Stored data:
%%
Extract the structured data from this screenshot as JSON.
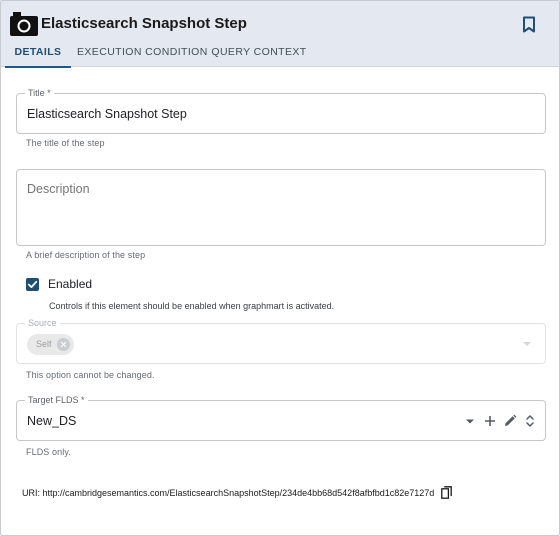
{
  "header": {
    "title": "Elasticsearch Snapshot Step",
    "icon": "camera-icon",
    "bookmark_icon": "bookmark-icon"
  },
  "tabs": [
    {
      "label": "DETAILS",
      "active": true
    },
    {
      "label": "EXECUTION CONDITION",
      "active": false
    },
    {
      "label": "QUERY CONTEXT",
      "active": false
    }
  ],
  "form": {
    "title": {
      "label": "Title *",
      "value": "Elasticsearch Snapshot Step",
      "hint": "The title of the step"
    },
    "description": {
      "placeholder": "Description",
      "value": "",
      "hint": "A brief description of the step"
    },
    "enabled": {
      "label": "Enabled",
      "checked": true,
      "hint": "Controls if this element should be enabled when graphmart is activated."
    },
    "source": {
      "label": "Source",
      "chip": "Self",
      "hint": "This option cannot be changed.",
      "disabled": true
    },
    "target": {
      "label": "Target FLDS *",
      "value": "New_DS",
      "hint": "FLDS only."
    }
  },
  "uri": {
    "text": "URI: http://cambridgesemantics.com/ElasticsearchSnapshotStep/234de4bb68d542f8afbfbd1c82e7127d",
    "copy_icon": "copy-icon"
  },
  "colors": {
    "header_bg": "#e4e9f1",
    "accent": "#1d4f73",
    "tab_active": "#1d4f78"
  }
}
%%
_GIVEN PROBLEM_: All the records above need to be given again word for word. Skip the pictures.

_RESPONSE BELOW_:
Extract the structured data from this screenshot as JSON.
{
  "header": {
    "title": "Elasticsearch Snapshot Step",
    "icon": "camera-icon",
    "bookmark_icon": "bookmark-icon"
  },
  "tabs": [
    {
      "label": "DETAILS",
      "active": true
    },
    {
      "label": "EXECUTION CONDITION",
      "active": false
    },
    {
      "label": "QUERY CONTEXT",
      "active": false
    }
  ],
  "form": {
    "title": {
      "label": "Title *",
      "value": "Elasticsearch Snapshot Step",
      "hint": "The title of the step"
    },
    "description": {
      "placeholder": "Description",
      "value": "",
      "hint": "A brief description of the step"
    },
    "enabled": {
      "label": "Enabled",
      "checked": true,
      "hint": "Controls if this element should be enabled when graphmart is activated."
    },
    "source": {
      "label": "Source",
      "chip": "Self",
      "hint": "This option cannot be changed.",
      "disabled": true
    },
    "target": {
      "label": "Target FLDS *",
      "value": "New_DS",
      "hint": "FLDS only."
    }
  },
  "uri": {
    "text": "URI: http://cambridgesemantics.com/ElasticsearchSnapshotStep/234de4bb68d542f8afbfbd1c82e7127d",
    "copy_icon": "copy-icon"
  },
  "colors": {
    "header_bg": "#e4e9f1",
    "accent": "#1d4f73",
    "tab_active": "#1d4f78"
  }
}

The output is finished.